Dataset:

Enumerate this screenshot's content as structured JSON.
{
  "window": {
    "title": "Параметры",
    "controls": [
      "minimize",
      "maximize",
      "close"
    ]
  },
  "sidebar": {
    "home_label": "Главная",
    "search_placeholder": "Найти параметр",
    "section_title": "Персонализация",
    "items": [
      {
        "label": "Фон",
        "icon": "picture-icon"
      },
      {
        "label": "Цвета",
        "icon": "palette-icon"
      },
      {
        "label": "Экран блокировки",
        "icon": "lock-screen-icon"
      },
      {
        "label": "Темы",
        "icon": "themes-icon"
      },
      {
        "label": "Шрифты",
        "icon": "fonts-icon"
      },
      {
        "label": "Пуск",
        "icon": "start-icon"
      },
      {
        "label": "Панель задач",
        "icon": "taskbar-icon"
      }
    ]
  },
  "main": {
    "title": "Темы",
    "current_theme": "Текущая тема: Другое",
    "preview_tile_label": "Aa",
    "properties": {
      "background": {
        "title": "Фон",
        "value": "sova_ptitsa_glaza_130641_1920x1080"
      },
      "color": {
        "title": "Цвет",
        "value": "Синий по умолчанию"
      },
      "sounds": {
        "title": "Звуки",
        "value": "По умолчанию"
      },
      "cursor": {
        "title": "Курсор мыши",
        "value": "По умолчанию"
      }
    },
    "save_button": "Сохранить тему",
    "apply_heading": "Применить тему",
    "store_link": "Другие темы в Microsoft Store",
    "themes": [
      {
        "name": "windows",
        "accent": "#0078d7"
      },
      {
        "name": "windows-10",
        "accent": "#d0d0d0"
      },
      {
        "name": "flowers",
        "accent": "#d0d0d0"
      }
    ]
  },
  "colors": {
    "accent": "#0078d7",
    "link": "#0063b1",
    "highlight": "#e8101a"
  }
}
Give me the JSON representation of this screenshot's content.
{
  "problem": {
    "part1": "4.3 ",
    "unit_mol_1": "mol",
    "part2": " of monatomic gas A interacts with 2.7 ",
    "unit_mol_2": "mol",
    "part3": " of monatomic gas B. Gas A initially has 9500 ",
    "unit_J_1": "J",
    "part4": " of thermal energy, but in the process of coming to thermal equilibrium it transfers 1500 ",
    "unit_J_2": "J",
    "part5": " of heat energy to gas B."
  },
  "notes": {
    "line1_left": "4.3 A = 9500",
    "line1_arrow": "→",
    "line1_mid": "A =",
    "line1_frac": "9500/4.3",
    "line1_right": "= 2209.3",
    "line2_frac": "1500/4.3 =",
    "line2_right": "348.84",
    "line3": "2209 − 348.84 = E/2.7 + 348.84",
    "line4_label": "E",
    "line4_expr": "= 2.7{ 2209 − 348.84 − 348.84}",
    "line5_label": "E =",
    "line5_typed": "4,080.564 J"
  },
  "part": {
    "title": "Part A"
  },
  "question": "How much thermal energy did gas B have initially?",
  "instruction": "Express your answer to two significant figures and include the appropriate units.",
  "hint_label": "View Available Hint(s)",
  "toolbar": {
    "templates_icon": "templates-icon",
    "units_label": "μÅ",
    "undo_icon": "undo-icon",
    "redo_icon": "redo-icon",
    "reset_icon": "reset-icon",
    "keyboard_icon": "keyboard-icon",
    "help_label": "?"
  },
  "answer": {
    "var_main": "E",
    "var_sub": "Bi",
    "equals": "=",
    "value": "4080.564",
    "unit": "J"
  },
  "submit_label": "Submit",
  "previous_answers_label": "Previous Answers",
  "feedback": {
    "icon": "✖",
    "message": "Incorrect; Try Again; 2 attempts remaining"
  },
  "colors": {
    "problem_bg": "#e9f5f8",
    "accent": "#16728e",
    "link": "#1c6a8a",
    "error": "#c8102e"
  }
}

Problem: Repeat the records exactly, including every line.

Response:
Enumerate this screenshot's content as structured JSON.
{
  "window": {
    "title": "Параметры",
    "controls": [
      "minimize",
      "maximize",
      "close"
    ]
  },
  "sidebar": {
    "home_label": "Главная",
    "search_placeholder": "Найти параметр",
    "section_title": "Персонализация",
    "items": [
      {
        "label": "Фон",
        "icon": "picture-icon"
      },
      {
        "label": "Цвета",
        "icon": "palette-icon"
      },
      {
        "label": "Экран блокировки",
        "icon": "lock-screen-icon"
      },
      {
        "label": "Темы",
        "icon": "themes-icon"
      },
      {
        "label": "Шрифты",
        "icon": "fonts-icon"
      },
      {
        "label": "Пуск",
        "icon": "start-icon"
      },
      {
        "label": "Панель задач",
        "icon": "taskbar-icon"
      }
    ]
  },
  "main": {
    "title": "Темы",
    "current_theme": "Текущая тема: Другое",
    "preview_tile_label": "Aa",
    "properties": {
      "background": {
        "title": "Фон",
        "value": "sova_ptitsa_glaza_130641_1920x1080"
      },
      "color": {
        "title": "Цвет",
        "value": "Синий по умолчанию"
      },
      "sounds": {
        "title": "Звуки",
        "value": "По умолчанию"
      },
      "cursor": {
        "title": "Курсор мыши",
        "value": "По умолчанию"
      }
    },
    "save_button": "Сохранить тему",
    "apply_heading": "Применить тему",
    "store_link": "Другие темы в Microsoft Store",
    "themes": [
      {
        "name": "windows",
        "accent": "#0078d7"
      },
      {
        "name": "windows-10",
        "accent": "#d0d0d0"
      },
      {
        "name": "flowers",
        "accent": "#d0d0d0"
      }
    ]
  },
  "colors": {
    "accent": "#0078d7",
    "link": "#0063b1",
    "highlight": "#e8101a"
  }
}
Give me the JSON representation of this screenshot's content.
{
  "problem": {
    "part1": "4.3 ",
    "unit_mol_1": "mol",
    "part2": " of monatomic gas A interacts with 2.7 ",
    "unit_mol_2": "mol",
    "part3": " of monatomic gas B. Gas A initially has 9500 ",
    "unit_J_1": "J",
    "part4": " of thermal energy, but in the process of coming to thermal equilibrium it transfers 1500 ",
    "unit_J_2": "J",
    "part5": " of heat energy to gas B."
  },
  "notes": {
    "line1_left": "4.3 A = 9500",
    "line1_arrow": "→",
    "line1_mid": "A =",
    "line1_frac": "9500/4.3",
    "line1_right": "= 2209.3",
    "line2_frac": "1500/4.3 =",
    "line2_right": "348.84",
    "line3": "2209 − 348.84 = E/2.7 + 348.84",
    "line4_label": "E",
    "line4_expr": "= 2.7{ 2209 − 348.84 − 348.84}",
    "line5_label": "E =",
    "line5_typed": "4,080.564 J"
  },
  "part": {
    "title": "Part A"
  },
  "question": "How much thermal energy did gas B have initially?",
  "instruction": "Express your answer to two significant figures and include the appropriate units.",
  "hint_label": "View Available Hint(s)",
  "toolbar": {
    "templates_icon": "templates-icon",
    "units_label": "μÅ",
    "undo_icon": "undo-icon",
    "redo_icon": "redo-icon",
    "reset_icon": "reset-icon",
    "keyboard_icon": "keyboard-icon",
    "help_label": "?"
  },
  "answer": {
    "var_main": "E",
    "var_sub": "Bi",
    "equals": "=",
    "value": "4080.564",
    "unit": "J"
  },
  "submit_label": "Submit",
  "previous_answers_label": "Previous Answers",
  "feedback": {
    "icon": "✖",
    "message": "Incorrect; Try Again; 2 attempts remaining"
  },
  "colors": {
    "problem_bg": "#e9f5f8",
    "accent": "#16728e",
    "link": "#1c6a8a",
    "error": "#c8102e"
  }
}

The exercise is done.